- _WORK INSTRUCTIONS_:
Write out the whole of the material exactly.

- _DATA_:
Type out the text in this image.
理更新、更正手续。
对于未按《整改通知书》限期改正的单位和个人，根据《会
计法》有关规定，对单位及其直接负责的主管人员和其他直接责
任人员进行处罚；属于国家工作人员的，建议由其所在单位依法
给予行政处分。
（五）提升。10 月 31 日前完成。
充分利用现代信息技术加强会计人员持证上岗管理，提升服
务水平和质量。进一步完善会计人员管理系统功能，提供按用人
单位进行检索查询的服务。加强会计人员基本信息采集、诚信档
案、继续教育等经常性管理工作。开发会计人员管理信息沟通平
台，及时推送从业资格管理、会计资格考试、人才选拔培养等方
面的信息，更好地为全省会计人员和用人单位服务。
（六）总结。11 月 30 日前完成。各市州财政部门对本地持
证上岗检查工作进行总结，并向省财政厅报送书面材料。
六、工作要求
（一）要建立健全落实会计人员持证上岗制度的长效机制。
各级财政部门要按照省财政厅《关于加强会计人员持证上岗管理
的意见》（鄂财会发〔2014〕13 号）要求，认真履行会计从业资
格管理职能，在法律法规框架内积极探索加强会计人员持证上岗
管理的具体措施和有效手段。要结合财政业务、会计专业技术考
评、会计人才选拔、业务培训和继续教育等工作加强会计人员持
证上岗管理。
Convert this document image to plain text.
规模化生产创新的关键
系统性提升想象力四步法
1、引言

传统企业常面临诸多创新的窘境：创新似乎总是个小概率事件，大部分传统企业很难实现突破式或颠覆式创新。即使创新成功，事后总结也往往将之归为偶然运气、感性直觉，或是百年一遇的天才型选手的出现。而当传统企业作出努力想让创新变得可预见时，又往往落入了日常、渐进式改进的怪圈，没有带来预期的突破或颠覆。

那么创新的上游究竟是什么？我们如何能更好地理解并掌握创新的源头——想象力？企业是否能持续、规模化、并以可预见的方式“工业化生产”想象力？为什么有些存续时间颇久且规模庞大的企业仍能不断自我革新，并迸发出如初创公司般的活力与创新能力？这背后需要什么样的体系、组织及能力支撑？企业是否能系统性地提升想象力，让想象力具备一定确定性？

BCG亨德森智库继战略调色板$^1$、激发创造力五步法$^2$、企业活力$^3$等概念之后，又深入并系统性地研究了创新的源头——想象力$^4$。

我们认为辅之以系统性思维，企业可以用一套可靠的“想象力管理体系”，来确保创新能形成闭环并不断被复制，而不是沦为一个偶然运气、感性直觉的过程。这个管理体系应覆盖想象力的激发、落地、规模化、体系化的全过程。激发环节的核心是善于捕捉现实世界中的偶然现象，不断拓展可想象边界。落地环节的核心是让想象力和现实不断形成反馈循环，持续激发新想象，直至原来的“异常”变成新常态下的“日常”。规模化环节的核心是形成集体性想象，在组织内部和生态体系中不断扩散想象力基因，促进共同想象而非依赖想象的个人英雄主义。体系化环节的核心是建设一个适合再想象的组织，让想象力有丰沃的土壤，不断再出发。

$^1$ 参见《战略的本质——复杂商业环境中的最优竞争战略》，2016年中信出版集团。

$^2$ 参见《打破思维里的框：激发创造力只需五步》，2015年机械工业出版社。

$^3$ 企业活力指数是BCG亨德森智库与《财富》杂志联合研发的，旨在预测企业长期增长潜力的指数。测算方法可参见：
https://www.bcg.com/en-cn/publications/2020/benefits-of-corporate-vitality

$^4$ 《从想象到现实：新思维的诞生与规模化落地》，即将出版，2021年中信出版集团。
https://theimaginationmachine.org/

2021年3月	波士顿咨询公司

- _FULL OUTPUT_:
Type out the text in this image.
理更新、更正手续。
对于未按《整改通知书》限期改正的单位和个人，根据《会
计法》有关规定，对单位及其直接负责的主管人员和其他直接责
任人员进行处罚；属于国家工作人员的，建议由其所在单位依法
给予行政处分。
（五）提升。10 月 31 日前完成。
充分利用现代信息技术加强会计人员持证上岗管理，提升服
务水平和质量。进一步完善会计人员管理系统功能，提供按用人
单位进行检索查询的服务。加强会计人员基本信息采集、诚信档
案、继续教育等经常性管理工作。开发会计人员管理信息沟通平
台，及时推送从业资格管理、会计资格考试、人才选拔培养等方
面的信息，更好地为全省会计人员和用人单位服务。
（六）总结。11 月 30 日前完成。各市州财政部门对本地持
证上岗检查工作进行总结，并向省财政厅报送书面材料。
六、工作要求
（一）要建立健全落实会计人员持证上岗制度的长效机制。
各级财政部门要按照省财政厅《关于加强会计人员持证上岗管理
的意见》（鄂财会发〔2014〕13 号）要求，认真履行会计从业资
格管理职能，在法律法规框架内积极探索加强会计人员持证上岗
管理的具体措施和有效手段。要结合财政业务、会计专业技术考
评、会计人才选拔、业务培训和继续教育等工作加强会计人员持
证上岗管理。
Convert this document image to plain text.
规模化生产创新的关键
系统性提升想象力四步法
1、引言

传统企业常面临诸多创新的窘境：创新似乎总是个小概率事件，大部分传统企业很难实现突破式或颠覆式创新。即使创新成功，事后总结也往往将之归为偶然运气、感性直觉，或是百年一遇的天才型选手的出现。而当传统企业作出努力想让创新变得可预见时，又往往落入了日常、渐进式改进的怪圈，没有带来预期的突破或颠覆。

那么创新的上游究竟是什么？我们如何能更好地理解并掌握创新的源头——想象力？企业是否能持续、规模化、并以可预见的方式“工业化生产”想象力？为什么有些存续时间颇久且规模庞大的企业仍能不断自我革新，并迸发出如初创公司般的活力与创新能力？这背后需要什么样的体系、组织及能力支撑？企业是否能系统性地提升想象力，让想象力具备一定确定性？

BCG亨德森智库继战略调色板$^1$、激发创造力五步法$^2$、企业活力$^3$等概念之后，又深入并系统性地研究了创新的源头——想象力$^4$。

我们认为辅之以系统性思维，企业可以用一套可靠的“想象力管理体系”，来确保创新能形成闭环并不断被复制，而不是沦为一个偶然运气、感性直觉的过程。这个管理体系应覆盖想象力的激发、落地、规模化、体系化的全过程。激发环节的核心是善于捕捉现实世界中的偶然现象，不断拓展可想象边界。落地环节的核心是让想象力和现实不断形成反馈循环，持续激发新想象，直至原来的“异常”变成新常态下的“日常”。规模化环节的核心是形成集体性想象，在组织内部和生态体系中不断扩散想象力基因，促进共同想象而非依赖想象的个人英雄主义。体系化环节的核心是建设一个适合再想象的组织，让想象力有丰沃的土壤，不断再出发。

$^1$ 参见《战略的本质——复杂商业环境中的最优竞争战略》，2016年中信出版集团。

$^2$ 参见《打破思维里的框：激发创造力只需五步》，2015年机械工业出版社。

$^3$ 企业活力指数是BCG亨德森智库与《财富》杂志联合研发的，旨在预测企业长期增长潜力的指数。测算方法可参见：
https://www.bcg.com/en-cn/publications/2020/benefits-of-corporate-vitality

$^4$ 《从想象到现实：新思维的诞生与规模化落地》，即将出版，2021年中信出版集团。
https://theimaginationmachine.org/

2021年3月	波士顿咨询公司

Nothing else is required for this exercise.